───── EXERCISE MATERIAL
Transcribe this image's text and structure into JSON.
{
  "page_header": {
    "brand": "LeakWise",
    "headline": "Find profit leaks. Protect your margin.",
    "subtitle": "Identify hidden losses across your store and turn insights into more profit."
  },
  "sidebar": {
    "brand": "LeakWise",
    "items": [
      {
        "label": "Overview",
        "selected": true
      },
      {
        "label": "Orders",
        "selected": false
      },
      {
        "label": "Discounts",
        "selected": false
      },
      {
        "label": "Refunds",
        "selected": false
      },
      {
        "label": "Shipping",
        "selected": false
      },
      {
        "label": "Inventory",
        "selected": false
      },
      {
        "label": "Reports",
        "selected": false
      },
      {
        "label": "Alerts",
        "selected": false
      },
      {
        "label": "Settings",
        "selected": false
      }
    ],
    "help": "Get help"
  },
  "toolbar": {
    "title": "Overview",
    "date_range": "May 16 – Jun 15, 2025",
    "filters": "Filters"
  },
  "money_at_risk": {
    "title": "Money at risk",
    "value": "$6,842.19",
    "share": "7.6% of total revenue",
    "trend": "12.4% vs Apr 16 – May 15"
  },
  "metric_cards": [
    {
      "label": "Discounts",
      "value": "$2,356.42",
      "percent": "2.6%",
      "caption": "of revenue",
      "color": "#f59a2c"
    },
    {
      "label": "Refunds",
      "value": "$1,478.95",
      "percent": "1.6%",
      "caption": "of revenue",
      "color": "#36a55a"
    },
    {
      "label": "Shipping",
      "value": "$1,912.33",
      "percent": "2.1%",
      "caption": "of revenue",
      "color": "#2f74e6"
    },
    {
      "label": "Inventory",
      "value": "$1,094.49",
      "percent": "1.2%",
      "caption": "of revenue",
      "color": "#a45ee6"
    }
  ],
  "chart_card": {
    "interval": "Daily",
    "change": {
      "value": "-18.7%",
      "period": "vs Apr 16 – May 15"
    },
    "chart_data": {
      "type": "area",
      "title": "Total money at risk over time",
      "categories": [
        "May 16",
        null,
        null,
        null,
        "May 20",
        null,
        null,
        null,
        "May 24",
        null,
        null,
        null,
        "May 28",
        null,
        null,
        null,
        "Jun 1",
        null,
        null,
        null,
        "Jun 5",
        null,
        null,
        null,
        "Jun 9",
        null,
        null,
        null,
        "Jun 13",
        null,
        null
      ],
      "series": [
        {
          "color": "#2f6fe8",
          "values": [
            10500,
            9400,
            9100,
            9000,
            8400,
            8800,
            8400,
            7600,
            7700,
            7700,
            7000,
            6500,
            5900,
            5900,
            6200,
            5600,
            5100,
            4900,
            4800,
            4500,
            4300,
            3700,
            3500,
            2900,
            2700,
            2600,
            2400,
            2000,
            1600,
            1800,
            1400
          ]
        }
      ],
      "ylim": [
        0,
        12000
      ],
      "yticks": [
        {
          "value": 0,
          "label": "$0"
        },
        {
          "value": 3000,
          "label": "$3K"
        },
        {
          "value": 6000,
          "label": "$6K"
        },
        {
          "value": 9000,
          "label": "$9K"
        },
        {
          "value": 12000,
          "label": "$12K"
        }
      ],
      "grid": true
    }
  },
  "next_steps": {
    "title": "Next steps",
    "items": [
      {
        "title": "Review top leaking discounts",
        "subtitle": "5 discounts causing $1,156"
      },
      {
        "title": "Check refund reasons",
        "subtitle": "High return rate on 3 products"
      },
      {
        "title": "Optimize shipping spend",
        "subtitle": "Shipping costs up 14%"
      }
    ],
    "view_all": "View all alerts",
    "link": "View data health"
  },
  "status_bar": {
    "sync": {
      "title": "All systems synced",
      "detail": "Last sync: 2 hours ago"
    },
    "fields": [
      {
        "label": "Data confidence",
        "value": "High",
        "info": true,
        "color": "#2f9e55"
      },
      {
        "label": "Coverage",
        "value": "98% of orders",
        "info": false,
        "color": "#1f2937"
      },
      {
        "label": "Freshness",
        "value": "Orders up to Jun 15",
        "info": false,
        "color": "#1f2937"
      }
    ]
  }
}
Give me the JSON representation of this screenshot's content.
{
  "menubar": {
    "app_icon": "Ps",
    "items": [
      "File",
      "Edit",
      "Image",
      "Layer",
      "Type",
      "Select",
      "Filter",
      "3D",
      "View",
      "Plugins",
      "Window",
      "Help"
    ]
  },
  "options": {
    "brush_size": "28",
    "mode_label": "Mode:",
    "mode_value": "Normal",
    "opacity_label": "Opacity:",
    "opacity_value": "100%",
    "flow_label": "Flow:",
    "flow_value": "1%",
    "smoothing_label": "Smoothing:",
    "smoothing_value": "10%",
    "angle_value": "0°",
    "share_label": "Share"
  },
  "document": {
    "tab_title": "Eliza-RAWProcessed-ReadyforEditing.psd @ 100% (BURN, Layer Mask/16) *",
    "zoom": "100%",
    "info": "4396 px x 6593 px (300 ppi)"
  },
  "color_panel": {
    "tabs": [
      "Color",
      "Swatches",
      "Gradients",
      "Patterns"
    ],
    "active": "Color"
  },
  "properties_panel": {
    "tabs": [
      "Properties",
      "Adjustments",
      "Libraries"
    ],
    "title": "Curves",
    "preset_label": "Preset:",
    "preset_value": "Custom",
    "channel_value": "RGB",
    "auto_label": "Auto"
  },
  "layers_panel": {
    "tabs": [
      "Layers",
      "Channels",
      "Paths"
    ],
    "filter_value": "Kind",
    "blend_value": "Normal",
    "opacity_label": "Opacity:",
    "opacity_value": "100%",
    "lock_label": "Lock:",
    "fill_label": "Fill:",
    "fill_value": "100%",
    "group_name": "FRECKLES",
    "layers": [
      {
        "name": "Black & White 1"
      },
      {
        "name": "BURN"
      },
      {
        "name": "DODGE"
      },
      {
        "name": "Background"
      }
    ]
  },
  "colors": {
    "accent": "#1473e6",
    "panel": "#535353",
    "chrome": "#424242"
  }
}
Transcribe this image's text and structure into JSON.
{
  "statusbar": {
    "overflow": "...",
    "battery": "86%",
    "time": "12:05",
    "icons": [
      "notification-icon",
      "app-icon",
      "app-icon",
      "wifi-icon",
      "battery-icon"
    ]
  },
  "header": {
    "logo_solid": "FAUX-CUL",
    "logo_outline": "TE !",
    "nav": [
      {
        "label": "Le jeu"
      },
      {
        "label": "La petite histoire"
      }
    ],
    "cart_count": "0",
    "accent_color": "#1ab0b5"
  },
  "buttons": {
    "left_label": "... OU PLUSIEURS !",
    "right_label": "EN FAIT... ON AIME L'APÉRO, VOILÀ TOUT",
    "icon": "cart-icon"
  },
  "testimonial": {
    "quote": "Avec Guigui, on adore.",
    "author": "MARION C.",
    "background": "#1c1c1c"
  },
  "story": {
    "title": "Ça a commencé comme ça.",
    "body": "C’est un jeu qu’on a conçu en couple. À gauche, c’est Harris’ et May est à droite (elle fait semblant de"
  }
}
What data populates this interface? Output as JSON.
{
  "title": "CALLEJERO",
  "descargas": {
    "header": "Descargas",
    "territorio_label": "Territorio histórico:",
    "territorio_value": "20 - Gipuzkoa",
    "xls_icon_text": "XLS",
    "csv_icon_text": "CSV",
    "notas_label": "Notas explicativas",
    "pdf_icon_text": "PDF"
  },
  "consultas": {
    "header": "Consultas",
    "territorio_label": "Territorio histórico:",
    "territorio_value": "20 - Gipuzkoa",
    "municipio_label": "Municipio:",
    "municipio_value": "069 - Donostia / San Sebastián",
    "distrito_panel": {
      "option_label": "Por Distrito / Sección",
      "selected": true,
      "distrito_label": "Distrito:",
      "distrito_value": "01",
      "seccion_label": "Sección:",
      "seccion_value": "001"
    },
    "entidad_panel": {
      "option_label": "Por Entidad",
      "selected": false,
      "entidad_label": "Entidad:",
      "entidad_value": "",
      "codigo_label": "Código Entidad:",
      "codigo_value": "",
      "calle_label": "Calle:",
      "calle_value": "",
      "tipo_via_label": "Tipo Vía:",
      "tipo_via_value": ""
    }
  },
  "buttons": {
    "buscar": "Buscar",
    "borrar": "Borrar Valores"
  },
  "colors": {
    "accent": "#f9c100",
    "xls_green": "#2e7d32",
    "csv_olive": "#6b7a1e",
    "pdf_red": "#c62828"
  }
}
──────────
- _EXERCISE DESCRIPTION_
Take every line that includes the string "info" and copy it.

- _WORKED SOLUTION_
        "info": true,
        "info": false,
        "info": false,
    "info": "4396 px x 6593 px (300 ppi)"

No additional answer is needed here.